--- start of Records shown ---

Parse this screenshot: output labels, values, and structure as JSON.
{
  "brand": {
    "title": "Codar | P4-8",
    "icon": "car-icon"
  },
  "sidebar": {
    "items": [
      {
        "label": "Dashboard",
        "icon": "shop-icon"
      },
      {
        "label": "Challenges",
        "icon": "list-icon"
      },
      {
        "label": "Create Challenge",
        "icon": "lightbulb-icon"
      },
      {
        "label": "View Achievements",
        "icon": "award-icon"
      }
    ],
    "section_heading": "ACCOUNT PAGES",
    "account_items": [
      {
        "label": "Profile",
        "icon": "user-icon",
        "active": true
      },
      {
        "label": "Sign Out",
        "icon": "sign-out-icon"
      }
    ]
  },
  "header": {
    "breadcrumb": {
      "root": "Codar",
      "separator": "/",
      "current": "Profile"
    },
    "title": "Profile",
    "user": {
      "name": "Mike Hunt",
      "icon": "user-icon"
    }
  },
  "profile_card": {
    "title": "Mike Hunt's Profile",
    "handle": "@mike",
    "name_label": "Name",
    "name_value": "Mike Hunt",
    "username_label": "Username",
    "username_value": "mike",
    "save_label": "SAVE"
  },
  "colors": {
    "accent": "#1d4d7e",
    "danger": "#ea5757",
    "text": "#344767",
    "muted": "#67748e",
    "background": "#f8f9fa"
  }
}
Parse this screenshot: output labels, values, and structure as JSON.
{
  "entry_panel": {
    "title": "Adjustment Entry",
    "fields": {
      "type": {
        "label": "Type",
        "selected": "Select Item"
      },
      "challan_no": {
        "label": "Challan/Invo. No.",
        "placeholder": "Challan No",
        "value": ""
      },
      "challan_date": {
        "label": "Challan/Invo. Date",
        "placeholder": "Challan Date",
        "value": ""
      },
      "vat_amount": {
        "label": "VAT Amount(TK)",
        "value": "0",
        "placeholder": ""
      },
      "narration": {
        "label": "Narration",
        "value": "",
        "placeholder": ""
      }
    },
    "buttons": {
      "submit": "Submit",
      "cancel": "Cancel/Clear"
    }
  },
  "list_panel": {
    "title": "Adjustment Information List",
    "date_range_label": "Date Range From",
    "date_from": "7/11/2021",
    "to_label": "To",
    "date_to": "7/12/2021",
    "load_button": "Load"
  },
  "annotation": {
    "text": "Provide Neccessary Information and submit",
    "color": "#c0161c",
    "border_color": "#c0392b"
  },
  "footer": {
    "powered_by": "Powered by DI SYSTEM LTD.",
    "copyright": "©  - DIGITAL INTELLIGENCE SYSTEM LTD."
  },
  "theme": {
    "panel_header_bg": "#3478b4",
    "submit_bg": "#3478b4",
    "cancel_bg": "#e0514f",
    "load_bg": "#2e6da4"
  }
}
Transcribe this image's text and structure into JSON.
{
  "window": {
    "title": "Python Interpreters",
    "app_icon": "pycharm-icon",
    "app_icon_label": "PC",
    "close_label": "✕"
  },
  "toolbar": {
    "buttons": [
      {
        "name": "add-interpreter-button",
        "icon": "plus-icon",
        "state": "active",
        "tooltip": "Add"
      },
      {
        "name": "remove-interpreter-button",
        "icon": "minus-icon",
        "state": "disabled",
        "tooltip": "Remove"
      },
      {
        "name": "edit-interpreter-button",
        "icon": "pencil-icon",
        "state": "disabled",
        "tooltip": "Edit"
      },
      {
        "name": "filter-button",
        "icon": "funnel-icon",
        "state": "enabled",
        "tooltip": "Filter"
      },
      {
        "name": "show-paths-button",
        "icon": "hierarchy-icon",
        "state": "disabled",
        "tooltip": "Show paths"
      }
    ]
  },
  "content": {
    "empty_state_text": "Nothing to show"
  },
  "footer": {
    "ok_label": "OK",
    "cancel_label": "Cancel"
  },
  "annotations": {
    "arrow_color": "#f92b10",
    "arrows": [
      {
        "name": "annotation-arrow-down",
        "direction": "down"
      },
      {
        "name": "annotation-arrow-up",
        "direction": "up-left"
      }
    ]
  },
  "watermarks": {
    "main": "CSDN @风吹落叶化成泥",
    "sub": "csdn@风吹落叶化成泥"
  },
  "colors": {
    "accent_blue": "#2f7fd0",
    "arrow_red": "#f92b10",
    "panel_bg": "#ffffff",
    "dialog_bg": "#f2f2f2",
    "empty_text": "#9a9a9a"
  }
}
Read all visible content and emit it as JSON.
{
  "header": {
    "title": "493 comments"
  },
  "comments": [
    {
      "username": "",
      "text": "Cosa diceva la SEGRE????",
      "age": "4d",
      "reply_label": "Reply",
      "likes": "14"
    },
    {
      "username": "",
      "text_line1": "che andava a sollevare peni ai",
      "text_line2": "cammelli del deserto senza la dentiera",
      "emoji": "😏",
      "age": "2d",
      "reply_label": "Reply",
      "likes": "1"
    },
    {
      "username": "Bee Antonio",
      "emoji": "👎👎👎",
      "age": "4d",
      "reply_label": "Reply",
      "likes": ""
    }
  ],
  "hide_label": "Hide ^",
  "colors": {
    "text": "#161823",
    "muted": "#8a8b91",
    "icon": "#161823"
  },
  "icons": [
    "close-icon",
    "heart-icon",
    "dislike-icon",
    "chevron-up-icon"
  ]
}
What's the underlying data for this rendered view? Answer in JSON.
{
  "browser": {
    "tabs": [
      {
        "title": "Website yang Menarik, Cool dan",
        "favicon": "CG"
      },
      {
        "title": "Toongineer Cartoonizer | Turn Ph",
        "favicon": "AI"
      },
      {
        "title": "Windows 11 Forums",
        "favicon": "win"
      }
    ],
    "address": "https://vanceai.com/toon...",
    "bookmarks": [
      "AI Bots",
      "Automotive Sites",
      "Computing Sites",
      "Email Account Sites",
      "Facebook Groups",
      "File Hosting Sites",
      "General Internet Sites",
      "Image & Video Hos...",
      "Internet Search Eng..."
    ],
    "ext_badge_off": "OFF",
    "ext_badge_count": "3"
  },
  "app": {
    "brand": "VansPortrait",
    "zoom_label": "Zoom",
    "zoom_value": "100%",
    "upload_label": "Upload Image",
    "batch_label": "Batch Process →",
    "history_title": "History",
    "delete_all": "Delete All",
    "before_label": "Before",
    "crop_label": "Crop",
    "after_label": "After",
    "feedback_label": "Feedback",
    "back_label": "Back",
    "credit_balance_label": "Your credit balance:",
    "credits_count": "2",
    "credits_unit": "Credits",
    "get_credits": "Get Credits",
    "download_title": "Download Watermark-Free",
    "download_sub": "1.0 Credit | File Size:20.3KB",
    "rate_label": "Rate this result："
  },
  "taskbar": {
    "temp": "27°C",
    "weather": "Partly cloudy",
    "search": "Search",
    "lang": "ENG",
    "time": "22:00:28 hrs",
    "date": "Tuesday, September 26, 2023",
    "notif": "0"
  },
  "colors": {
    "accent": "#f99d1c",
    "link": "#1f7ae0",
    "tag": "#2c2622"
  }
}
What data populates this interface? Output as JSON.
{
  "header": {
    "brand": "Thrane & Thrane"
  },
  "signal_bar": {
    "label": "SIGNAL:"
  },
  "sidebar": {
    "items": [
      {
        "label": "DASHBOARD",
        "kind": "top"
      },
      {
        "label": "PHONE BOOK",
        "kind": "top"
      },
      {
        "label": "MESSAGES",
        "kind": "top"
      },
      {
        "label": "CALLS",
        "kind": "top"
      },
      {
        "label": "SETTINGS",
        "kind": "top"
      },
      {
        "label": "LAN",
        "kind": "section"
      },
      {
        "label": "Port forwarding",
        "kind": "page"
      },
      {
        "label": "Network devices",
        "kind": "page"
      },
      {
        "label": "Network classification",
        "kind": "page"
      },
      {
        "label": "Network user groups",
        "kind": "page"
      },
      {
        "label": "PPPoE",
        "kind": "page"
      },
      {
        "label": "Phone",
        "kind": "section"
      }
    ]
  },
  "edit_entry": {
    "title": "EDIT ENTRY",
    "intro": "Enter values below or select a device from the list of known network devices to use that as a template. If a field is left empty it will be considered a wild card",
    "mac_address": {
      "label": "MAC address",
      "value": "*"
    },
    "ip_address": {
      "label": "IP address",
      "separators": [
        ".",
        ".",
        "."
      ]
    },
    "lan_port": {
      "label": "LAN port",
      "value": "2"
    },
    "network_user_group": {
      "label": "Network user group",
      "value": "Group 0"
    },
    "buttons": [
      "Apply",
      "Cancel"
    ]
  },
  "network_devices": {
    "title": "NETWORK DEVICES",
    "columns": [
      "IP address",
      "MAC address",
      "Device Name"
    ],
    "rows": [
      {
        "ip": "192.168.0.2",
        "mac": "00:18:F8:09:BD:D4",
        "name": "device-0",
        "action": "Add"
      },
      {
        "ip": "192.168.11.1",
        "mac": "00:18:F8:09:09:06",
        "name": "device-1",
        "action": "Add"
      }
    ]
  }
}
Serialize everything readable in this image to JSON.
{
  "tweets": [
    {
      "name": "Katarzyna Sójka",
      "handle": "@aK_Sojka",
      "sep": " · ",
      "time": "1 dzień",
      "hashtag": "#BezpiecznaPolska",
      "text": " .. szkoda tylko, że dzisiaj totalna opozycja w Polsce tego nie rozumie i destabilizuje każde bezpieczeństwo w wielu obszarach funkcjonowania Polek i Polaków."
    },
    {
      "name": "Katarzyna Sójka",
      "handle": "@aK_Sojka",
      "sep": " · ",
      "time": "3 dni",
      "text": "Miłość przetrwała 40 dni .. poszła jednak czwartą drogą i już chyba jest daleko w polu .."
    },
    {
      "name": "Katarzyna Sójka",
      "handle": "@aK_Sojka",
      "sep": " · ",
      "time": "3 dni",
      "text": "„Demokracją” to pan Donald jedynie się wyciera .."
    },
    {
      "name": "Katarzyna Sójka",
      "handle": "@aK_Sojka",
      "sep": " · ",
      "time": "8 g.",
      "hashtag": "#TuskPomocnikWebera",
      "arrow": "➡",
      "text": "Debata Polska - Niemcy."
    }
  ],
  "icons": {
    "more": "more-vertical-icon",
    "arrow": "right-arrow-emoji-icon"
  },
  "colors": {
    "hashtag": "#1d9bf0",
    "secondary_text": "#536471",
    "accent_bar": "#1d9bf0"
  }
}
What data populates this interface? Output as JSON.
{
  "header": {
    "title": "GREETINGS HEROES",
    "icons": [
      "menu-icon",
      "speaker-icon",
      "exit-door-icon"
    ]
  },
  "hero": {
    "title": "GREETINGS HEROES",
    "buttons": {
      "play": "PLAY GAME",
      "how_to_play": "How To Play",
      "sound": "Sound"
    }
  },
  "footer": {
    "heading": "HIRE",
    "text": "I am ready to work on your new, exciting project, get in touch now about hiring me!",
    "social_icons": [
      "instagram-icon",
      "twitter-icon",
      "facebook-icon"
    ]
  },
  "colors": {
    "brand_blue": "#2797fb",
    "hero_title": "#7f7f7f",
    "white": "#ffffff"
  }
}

--- end of Records shown ---

Above are some records. Count the lines among them with the word "Adjustment", and answer with the number only.

# [Completed exercise]
2